# START OF DATA EXCERPTS
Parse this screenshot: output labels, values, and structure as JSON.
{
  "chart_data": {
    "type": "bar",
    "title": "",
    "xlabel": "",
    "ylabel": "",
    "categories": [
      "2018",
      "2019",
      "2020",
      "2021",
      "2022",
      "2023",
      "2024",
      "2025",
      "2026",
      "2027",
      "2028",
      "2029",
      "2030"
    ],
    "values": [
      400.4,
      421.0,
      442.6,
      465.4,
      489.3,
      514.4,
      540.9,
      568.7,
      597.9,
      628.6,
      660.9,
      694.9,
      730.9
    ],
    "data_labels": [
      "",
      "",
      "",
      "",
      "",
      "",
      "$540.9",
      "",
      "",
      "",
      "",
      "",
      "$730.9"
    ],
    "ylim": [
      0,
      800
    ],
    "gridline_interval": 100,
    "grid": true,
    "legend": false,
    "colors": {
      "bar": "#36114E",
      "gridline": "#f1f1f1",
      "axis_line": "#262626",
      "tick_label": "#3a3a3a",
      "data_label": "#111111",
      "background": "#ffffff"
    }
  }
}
# END OF DATA EXCERPTS
→ STATED EXERCISE: Reproduce all the data word for word.

→ TASK RESPONSE:
Parse this screenshot: output labels, values, and structure as JSON.
{
  "chart_data": {
    "type": "bar",
    "title": "",
    "xlabel": "",
    "ylabel": "",
    "categories": [
      "2018",
      "2019",
      "2020",
      "2021",
      "2022",
      "2023",
      "2024",
      "2025",
      "2026",
      "2027",
      "2028",
      "2029",
      "2030"
    ],
    "values": [
      400.4,
      421.0,
      442.6,
      465.4,
      489.3,
      514.4,
      540.9,
      568.7,
      597.9,
      628.6,
      660.9,
      694.9,
      730.9
    ],
    "data_labels": [
      "",
      "",
      "",
      "",
      "",
      "",
      "$540.9",
      "",
      "",
      "",
      "",
      "",
      "$730.9"
    ],
    "ylim": [
      0,
      800
    ],
    "gridline_interval": 100,
    "grid": true,
    "legend": false,
    "colors": {
      "bar": "#36114E",
      "gridline": "#f1f1f1",
      "axis_line": "#262626",
      "tick_label": "#3a3a3a",
      "data_label": "#111111",
      "background": "#ffffff"
    }
  }
}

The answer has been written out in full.